-- Start Data for the task --

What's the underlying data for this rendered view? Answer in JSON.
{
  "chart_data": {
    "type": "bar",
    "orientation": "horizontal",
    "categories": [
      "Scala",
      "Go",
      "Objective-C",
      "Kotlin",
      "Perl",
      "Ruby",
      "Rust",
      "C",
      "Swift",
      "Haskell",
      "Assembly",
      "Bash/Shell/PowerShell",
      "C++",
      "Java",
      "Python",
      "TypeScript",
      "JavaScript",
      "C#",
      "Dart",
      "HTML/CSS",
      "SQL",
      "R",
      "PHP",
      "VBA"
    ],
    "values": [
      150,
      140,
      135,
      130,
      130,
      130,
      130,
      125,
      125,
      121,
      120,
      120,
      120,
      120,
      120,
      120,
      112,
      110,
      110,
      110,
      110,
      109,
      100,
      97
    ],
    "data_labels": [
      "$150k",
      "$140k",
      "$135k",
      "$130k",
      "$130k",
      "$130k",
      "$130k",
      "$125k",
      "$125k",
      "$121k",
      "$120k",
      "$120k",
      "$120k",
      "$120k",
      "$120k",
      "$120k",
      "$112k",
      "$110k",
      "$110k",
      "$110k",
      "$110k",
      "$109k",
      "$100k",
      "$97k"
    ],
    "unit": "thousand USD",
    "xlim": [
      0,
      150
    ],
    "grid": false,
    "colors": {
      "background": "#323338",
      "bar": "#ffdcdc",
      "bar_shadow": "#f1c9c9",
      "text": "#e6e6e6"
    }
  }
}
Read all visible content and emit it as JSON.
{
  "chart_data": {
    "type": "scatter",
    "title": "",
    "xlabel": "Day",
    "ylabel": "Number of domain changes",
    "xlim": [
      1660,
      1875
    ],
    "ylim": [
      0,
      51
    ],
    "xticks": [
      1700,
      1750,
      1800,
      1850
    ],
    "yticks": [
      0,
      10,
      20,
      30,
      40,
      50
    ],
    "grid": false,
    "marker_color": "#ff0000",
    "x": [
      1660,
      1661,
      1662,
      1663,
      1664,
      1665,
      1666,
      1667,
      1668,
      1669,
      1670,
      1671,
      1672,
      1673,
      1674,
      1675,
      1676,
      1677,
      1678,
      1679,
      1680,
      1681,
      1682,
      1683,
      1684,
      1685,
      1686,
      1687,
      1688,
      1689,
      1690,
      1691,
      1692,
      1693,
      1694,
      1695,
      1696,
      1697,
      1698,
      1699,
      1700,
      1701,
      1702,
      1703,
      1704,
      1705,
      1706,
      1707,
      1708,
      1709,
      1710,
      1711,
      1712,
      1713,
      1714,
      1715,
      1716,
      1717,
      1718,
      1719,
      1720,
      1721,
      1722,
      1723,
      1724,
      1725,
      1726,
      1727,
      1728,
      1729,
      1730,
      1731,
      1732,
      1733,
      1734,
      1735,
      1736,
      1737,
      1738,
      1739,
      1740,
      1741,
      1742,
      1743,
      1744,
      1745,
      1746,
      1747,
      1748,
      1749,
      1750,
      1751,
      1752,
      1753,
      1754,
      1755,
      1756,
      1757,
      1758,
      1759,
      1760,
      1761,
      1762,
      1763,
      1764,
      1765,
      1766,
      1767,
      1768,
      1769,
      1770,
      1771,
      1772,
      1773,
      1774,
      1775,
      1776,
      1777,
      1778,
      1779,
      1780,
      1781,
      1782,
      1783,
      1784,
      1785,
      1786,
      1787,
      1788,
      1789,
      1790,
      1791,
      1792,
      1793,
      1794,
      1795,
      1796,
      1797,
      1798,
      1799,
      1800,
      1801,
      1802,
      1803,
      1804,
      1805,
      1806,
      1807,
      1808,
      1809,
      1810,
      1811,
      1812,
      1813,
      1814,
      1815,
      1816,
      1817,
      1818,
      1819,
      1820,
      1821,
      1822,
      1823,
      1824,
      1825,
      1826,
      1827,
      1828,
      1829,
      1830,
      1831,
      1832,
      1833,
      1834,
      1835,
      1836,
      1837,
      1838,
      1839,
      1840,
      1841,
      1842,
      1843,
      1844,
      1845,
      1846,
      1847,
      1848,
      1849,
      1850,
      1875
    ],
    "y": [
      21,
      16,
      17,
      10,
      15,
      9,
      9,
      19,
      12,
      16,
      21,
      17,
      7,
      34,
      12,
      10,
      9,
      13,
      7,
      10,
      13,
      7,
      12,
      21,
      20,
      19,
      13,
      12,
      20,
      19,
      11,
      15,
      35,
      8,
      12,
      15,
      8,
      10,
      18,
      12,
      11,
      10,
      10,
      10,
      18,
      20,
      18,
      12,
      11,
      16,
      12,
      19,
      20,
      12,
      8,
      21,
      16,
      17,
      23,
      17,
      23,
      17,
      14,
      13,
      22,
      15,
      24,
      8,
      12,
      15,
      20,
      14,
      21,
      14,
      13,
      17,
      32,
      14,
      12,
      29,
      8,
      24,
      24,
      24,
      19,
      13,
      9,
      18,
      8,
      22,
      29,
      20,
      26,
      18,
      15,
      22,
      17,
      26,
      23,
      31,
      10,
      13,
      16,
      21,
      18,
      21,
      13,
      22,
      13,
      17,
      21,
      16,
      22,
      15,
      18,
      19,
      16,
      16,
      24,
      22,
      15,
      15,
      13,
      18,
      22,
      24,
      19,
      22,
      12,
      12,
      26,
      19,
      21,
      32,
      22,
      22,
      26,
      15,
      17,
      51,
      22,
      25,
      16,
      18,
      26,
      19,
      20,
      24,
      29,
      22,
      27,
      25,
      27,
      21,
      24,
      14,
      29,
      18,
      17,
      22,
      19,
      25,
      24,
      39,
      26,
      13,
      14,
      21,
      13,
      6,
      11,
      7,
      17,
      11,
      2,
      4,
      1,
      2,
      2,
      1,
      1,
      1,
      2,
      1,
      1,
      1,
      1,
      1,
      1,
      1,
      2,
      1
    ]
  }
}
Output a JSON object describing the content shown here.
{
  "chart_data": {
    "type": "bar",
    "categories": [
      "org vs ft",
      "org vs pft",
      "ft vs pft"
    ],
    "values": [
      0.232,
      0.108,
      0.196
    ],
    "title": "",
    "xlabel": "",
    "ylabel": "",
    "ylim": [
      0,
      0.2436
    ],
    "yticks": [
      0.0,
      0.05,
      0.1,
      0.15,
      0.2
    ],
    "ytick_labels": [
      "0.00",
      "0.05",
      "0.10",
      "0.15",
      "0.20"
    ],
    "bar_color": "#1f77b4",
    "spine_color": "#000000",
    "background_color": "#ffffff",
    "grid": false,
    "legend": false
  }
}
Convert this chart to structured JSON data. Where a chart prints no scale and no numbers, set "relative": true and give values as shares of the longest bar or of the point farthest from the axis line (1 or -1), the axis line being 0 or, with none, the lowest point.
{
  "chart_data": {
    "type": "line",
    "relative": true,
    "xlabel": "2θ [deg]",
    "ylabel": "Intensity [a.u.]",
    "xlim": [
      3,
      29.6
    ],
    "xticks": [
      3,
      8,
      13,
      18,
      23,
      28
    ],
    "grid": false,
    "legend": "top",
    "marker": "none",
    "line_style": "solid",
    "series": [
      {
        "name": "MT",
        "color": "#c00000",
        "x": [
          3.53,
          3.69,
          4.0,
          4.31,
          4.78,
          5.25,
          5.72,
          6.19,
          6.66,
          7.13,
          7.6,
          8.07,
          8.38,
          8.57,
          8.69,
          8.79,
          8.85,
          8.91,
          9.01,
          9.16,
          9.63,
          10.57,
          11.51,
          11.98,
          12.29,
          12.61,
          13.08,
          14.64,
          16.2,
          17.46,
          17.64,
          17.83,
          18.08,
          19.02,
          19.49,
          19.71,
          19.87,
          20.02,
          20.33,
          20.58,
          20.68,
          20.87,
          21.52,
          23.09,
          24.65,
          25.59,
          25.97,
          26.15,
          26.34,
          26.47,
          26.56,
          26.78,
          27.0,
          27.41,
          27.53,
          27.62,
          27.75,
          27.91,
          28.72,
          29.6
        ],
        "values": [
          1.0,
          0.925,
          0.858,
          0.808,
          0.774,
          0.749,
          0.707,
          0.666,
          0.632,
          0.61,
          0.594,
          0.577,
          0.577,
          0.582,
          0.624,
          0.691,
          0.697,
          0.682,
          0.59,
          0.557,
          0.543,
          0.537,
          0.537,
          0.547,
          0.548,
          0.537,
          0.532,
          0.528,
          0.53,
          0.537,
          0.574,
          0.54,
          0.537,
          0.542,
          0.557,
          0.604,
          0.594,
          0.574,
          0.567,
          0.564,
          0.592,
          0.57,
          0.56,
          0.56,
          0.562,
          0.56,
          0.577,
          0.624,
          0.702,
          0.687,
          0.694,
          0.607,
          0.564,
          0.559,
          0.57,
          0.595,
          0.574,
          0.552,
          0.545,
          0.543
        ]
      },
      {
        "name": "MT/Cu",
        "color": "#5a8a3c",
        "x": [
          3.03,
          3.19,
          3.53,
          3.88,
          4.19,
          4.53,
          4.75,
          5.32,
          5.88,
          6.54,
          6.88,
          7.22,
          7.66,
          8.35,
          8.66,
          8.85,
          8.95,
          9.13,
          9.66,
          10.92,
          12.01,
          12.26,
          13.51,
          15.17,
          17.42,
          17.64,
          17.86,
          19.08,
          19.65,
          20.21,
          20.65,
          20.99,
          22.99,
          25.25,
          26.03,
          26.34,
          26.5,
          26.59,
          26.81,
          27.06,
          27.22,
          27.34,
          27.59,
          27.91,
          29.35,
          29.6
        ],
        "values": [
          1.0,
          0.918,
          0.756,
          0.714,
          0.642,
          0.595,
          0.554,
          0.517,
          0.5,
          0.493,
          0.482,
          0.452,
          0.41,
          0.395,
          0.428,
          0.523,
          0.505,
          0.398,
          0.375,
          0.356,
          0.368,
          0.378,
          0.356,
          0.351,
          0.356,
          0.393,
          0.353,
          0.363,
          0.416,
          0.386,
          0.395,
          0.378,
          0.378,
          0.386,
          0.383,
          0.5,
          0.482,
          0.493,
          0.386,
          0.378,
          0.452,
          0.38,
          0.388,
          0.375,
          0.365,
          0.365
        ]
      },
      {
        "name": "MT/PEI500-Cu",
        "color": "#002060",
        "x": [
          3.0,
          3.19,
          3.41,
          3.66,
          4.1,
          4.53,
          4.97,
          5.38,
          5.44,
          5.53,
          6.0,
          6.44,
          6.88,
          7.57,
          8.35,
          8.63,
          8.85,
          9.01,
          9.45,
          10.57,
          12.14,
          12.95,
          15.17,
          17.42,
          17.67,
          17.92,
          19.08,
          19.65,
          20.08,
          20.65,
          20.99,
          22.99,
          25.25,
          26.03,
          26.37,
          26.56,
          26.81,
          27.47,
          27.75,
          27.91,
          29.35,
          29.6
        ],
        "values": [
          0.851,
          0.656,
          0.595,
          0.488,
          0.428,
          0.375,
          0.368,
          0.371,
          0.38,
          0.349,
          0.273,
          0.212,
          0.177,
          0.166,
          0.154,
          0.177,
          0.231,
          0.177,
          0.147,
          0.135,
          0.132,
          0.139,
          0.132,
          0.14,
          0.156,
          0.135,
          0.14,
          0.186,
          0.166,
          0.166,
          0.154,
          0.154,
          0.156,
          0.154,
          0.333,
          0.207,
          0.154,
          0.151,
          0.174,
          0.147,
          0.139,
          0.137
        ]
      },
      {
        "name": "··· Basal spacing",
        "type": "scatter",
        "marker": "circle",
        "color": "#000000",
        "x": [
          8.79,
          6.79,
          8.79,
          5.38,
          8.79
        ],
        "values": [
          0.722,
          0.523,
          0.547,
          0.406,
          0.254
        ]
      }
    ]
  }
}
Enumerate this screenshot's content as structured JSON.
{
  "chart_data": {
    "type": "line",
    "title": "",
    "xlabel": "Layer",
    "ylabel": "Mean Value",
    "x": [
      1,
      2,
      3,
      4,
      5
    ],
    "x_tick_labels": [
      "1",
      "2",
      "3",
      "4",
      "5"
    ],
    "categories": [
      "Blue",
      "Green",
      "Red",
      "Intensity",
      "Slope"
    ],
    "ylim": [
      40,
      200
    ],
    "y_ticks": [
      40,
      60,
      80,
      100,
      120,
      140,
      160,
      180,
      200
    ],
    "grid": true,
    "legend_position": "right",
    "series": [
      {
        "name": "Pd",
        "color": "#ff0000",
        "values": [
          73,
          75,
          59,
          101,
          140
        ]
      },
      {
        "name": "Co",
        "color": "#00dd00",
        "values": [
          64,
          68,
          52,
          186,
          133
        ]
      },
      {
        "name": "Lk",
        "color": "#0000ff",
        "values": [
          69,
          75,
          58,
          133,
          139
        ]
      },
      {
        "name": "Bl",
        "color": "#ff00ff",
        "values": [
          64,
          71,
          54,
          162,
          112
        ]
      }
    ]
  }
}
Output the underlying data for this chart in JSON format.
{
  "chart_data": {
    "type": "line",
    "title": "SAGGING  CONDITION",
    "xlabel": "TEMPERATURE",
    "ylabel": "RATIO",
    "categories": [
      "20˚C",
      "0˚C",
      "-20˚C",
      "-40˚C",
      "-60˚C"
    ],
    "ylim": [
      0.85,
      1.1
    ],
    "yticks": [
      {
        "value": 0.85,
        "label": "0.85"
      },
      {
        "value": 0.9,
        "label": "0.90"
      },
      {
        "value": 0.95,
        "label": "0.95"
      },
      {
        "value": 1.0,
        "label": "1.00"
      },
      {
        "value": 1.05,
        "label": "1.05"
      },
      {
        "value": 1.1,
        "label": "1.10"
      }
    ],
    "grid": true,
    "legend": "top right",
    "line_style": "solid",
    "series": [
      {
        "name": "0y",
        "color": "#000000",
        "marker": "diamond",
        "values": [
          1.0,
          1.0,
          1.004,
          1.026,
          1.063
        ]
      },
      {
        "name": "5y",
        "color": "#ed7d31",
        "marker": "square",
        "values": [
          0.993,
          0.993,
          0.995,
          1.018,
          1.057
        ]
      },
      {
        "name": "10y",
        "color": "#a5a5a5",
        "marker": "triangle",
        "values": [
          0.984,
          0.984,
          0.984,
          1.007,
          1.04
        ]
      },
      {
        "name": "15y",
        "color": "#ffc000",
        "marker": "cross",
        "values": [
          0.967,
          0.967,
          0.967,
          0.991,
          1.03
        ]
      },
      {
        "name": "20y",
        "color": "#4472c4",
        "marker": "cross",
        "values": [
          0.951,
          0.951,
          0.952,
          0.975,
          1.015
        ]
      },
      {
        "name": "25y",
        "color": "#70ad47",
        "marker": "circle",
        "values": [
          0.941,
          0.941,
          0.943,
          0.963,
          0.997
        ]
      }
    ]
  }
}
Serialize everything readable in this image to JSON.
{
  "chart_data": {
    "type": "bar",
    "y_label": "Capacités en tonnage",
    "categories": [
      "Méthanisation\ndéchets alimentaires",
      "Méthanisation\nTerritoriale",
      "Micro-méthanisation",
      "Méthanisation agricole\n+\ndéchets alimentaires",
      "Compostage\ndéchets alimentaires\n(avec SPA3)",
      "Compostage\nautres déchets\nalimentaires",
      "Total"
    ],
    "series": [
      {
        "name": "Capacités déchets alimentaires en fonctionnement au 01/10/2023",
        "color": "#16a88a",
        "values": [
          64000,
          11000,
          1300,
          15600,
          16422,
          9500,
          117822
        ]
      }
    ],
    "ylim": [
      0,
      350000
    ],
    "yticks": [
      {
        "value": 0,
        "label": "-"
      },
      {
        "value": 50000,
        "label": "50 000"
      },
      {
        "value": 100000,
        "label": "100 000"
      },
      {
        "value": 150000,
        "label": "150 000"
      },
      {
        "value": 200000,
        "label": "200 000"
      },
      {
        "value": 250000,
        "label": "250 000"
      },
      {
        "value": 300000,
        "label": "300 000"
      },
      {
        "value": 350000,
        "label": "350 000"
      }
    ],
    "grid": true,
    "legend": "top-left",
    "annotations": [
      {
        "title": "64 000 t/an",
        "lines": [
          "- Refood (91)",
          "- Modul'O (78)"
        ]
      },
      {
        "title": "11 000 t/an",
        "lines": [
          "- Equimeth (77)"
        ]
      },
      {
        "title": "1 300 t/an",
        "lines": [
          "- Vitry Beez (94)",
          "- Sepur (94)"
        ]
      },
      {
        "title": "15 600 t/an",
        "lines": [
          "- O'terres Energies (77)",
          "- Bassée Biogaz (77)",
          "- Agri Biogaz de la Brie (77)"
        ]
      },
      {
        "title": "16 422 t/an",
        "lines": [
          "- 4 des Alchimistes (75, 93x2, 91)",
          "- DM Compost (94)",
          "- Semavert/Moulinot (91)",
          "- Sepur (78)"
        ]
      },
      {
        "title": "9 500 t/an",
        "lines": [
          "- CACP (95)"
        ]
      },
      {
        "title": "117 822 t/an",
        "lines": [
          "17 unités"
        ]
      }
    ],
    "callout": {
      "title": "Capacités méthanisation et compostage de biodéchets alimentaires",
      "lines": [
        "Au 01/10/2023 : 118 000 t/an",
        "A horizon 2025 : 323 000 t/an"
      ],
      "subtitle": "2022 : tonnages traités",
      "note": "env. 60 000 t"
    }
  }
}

-- End Data for the task --

* _Task brief_
Which lines in the records above contain the string "Capacités"? Copy each one.

* _Task answer_
    "y_label": "Capacités en tonnage",
        "name": "Capacités déchets alimentaires en fonctionnement au 01/10/2023",
      "title": "Capacités méthanisation et compostage de biodéchets alimentaires",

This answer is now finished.